_TASK PROMPT_: In the listing below, pick out lines with "JSON".
# # # # #
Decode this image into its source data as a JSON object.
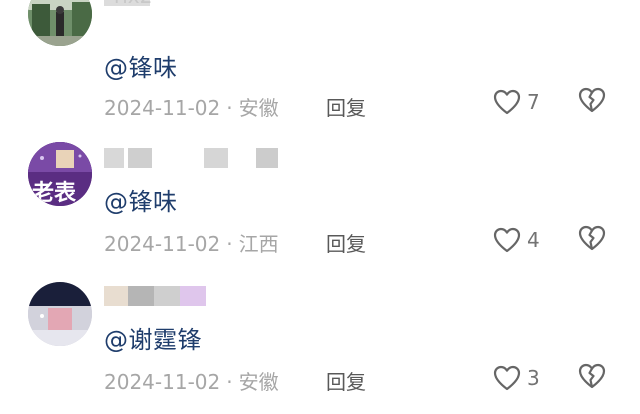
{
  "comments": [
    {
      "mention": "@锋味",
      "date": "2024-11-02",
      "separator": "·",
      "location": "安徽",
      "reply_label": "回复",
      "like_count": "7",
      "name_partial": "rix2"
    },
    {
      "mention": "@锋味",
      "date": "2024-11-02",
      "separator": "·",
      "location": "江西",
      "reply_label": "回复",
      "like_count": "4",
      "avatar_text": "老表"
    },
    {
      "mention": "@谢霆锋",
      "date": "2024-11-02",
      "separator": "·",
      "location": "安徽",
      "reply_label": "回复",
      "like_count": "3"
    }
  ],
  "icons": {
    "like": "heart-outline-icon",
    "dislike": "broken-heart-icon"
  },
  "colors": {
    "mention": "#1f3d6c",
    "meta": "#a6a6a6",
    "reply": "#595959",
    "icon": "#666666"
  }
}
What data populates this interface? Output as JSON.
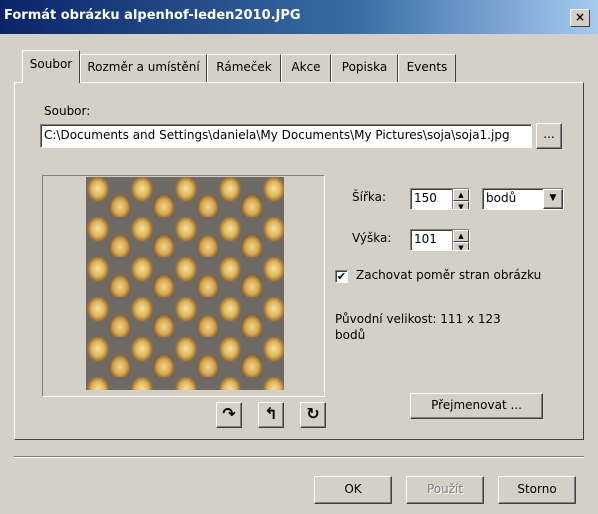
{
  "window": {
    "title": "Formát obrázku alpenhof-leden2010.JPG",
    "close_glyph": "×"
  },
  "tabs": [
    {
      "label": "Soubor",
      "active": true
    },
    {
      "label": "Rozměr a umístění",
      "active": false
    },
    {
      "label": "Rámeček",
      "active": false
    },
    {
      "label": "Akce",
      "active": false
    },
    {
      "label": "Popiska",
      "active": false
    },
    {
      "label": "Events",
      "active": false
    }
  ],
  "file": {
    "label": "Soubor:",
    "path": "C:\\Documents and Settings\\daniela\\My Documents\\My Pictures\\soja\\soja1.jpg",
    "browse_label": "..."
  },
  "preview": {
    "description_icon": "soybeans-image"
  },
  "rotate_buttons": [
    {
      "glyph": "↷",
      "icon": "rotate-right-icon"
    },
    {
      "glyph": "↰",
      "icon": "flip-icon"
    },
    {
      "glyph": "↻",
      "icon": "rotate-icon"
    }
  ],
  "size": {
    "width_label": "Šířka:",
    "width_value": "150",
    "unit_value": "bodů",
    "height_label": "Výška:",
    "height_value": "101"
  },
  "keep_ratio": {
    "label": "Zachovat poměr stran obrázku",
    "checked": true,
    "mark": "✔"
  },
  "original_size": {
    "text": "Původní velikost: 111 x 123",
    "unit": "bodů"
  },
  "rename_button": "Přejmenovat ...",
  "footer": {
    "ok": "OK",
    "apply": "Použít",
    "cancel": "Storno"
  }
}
# # # # #
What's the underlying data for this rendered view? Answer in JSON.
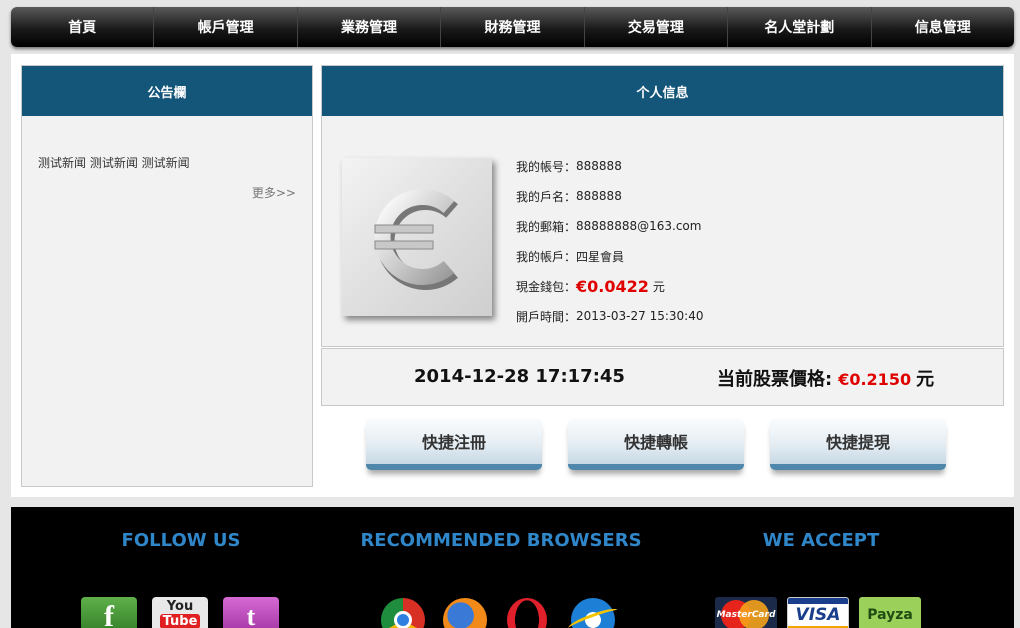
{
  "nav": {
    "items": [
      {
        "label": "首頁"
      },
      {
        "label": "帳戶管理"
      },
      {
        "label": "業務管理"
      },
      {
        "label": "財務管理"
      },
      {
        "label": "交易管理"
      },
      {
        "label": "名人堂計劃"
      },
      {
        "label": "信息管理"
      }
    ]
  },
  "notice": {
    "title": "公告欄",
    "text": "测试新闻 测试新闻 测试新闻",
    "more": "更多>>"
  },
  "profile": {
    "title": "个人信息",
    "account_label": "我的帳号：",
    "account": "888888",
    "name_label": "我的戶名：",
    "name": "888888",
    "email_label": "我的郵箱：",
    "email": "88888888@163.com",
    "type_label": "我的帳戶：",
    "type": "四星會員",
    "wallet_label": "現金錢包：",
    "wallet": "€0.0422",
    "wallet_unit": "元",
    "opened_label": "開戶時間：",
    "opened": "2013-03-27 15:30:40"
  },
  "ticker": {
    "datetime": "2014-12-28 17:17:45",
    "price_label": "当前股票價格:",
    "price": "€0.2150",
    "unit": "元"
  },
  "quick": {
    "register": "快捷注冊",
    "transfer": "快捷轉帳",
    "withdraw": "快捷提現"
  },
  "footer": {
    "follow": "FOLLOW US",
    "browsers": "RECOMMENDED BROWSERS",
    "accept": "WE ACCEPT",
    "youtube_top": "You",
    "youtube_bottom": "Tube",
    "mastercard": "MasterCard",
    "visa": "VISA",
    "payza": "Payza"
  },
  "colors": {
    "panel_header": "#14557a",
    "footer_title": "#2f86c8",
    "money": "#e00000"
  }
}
# # # # #
_OUTPUT FOR THIS EXERCISE_:
Decode this image into its source data as a JSON object.
What data populates this interface? Output as JSON.
What's the underlying data for this rendered view? Answer in JSON.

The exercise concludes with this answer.